═══ MATERIAL ═══

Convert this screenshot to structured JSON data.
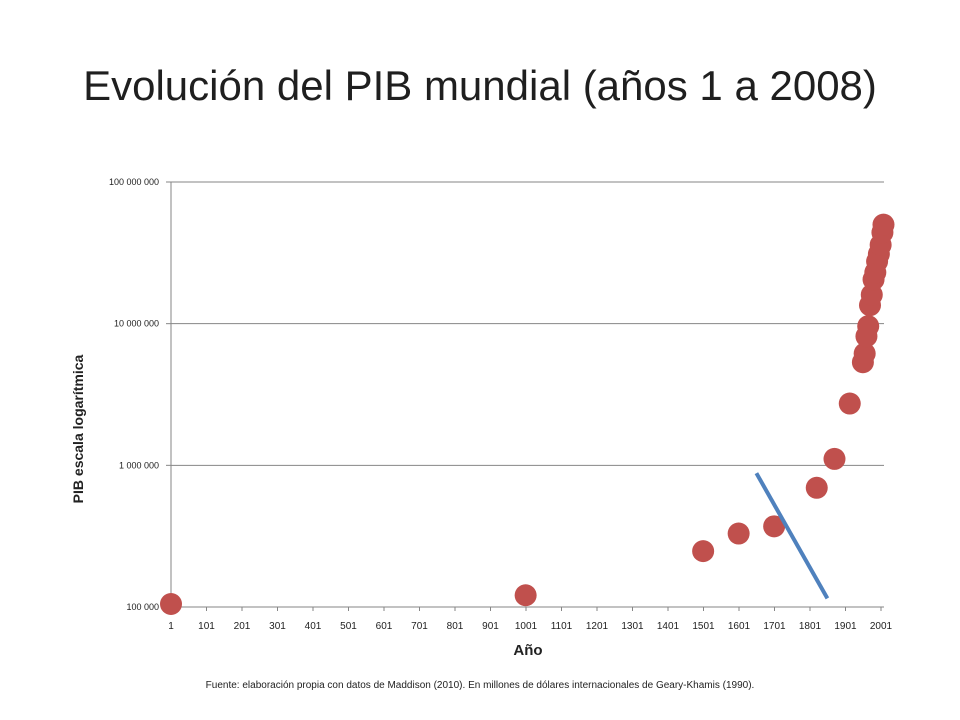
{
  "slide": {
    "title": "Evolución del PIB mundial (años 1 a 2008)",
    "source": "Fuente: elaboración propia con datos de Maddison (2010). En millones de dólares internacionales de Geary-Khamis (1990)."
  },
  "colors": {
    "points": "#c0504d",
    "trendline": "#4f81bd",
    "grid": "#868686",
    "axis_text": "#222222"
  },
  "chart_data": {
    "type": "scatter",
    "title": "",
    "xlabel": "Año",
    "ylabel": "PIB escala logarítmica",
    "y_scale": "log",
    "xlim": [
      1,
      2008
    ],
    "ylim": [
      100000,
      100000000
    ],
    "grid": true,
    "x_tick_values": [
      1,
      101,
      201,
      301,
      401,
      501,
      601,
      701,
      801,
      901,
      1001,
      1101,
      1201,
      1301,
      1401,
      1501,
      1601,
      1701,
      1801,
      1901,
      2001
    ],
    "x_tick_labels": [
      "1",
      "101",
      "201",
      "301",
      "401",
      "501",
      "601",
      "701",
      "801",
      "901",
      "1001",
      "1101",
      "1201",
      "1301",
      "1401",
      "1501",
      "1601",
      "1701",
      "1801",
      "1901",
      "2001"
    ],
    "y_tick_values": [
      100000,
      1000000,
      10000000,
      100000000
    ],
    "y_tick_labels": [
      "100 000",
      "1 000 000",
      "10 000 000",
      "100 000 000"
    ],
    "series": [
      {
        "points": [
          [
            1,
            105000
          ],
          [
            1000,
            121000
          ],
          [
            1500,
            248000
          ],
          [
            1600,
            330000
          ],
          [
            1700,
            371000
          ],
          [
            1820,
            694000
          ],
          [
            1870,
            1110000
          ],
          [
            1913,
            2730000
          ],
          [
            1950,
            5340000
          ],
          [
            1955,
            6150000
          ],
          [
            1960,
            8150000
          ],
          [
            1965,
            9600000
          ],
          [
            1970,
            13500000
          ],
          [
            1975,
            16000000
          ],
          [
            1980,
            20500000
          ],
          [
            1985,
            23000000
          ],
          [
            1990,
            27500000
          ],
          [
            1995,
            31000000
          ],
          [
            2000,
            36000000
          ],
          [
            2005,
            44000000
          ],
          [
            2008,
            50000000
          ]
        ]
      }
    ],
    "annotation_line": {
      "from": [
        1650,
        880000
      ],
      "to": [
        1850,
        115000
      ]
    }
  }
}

═══
═══ MATERIAL ═══

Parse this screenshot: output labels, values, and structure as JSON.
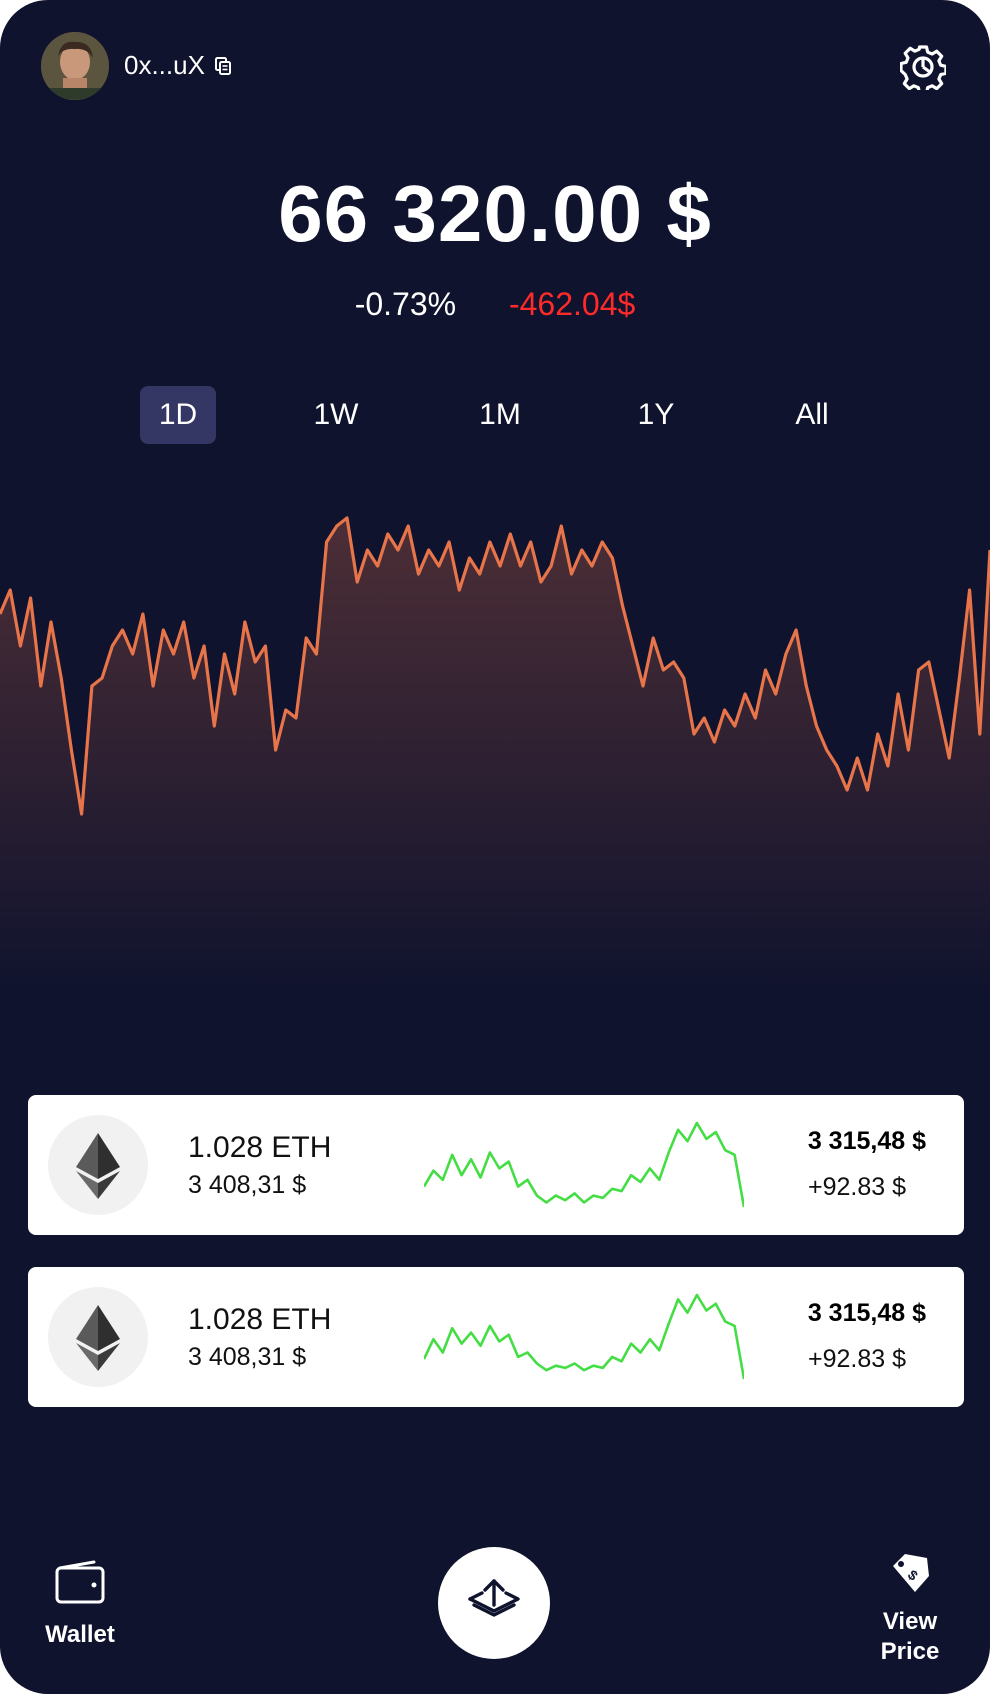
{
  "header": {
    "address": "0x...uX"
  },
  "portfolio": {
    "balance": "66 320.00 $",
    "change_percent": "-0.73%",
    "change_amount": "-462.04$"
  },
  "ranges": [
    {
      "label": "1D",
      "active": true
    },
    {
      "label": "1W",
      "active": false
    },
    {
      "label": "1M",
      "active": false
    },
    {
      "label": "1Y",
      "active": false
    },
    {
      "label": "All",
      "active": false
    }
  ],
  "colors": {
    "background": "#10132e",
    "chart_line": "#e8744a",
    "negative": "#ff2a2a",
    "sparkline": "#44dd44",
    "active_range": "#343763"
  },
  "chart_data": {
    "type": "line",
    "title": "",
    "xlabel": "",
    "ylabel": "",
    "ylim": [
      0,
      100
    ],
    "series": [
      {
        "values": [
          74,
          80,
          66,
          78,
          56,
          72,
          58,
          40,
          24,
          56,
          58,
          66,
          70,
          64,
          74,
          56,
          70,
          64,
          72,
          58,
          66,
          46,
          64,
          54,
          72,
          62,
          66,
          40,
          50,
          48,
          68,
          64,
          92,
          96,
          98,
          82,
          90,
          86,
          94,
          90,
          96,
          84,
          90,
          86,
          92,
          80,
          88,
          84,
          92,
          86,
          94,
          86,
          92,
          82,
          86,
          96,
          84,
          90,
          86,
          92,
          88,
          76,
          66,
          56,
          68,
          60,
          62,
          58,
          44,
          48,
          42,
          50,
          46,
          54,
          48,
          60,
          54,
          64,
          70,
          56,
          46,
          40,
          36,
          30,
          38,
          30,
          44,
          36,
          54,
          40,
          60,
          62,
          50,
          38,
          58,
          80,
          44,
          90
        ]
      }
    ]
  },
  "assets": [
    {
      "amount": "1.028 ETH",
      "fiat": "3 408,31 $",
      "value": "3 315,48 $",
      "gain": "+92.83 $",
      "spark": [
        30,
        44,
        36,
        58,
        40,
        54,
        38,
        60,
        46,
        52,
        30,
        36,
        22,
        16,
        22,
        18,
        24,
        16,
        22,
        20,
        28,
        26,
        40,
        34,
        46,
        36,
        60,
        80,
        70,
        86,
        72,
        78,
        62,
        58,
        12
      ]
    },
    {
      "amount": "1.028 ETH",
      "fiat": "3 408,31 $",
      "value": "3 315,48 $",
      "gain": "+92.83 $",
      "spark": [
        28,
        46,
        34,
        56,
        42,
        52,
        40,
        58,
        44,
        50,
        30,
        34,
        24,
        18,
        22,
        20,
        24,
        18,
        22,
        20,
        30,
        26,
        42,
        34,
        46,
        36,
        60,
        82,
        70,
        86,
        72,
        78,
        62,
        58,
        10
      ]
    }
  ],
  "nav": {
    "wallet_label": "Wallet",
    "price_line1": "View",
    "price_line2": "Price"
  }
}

═══
═══ MATERIAL ═══

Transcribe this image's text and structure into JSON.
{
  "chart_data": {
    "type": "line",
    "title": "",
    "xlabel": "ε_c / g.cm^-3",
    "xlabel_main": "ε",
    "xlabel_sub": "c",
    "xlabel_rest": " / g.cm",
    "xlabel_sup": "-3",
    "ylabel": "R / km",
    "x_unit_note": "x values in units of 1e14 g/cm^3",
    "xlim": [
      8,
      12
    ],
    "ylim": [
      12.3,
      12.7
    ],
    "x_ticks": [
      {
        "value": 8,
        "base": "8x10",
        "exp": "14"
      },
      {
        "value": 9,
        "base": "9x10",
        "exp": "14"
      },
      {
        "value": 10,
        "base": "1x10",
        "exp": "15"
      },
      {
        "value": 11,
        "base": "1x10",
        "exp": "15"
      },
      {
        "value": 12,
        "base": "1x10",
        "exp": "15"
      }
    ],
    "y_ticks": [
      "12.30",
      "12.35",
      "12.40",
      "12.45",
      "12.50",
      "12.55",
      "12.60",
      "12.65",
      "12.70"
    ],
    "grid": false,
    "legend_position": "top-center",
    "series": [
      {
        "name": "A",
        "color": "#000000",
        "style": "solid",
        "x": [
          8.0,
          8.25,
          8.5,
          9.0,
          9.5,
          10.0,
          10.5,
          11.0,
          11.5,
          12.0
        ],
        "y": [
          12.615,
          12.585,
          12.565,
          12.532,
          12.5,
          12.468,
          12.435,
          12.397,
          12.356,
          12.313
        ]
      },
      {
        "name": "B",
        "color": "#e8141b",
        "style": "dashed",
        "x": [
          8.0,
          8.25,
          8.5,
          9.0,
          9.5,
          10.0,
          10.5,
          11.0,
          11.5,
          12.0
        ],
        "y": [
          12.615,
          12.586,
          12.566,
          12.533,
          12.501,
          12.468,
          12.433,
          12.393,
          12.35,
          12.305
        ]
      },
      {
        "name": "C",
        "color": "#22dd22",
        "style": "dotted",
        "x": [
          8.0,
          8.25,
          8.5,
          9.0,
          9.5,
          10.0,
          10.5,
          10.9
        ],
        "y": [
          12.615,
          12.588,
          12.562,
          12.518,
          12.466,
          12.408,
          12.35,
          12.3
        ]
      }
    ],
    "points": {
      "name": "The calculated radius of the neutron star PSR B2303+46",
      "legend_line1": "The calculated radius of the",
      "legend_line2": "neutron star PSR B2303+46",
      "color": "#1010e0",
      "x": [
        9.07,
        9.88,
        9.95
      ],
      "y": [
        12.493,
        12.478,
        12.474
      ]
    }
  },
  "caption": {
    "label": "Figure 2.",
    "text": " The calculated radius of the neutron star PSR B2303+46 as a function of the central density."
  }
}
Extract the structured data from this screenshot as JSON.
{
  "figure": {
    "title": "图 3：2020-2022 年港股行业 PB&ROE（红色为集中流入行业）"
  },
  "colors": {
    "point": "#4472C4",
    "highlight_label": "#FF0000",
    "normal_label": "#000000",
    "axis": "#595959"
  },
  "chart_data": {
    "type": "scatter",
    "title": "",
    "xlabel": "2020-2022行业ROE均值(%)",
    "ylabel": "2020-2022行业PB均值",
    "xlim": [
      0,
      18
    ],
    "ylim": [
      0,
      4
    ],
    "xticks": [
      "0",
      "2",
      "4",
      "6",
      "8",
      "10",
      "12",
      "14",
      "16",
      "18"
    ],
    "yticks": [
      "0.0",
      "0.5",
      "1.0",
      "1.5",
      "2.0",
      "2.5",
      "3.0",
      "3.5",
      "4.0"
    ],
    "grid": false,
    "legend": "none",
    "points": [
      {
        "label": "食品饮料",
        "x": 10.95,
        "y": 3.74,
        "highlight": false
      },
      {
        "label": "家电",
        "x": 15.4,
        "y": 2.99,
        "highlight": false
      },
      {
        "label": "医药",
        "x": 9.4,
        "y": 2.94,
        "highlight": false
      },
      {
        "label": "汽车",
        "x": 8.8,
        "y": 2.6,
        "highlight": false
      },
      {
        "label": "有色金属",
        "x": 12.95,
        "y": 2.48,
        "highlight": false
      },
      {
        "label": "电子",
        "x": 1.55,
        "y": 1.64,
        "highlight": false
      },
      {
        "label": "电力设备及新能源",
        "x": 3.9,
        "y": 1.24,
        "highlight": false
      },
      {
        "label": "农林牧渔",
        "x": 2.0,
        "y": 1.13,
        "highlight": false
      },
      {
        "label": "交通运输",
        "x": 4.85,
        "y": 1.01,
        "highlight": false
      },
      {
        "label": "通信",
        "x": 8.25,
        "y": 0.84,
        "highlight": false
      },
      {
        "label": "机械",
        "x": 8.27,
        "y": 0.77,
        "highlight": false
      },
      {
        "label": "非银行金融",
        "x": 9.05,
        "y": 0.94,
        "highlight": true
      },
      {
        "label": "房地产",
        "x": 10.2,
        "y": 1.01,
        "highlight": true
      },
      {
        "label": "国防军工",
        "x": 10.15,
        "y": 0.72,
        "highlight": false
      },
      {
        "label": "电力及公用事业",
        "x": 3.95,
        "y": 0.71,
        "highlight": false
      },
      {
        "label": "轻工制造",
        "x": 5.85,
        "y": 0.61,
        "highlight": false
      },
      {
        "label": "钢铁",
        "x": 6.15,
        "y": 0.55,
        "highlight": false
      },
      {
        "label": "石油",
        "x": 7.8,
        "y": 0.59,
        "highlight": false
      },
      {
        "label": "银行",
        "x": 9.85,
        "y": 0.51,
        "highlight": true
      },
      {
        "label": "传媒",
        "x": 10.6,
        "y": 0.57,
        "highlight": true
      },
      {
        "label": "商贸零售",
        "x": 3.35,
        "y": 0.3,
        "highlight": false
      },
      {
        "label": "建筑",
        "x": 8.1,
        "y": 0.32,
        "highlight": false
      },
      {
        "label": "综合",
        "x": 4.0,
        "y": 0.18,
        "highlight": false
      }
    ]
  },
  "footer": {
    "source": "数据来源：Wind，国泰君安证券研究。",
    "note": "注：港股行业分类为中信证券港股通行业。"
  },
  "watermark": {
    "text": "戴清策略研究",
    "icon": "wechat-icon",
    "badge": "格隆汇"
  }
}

═══

* EXERCISE DETAILS
What is the number of lines above that hold the string "from"? Answer with that number alone.

* OUTPUT FOR THIS TASK
2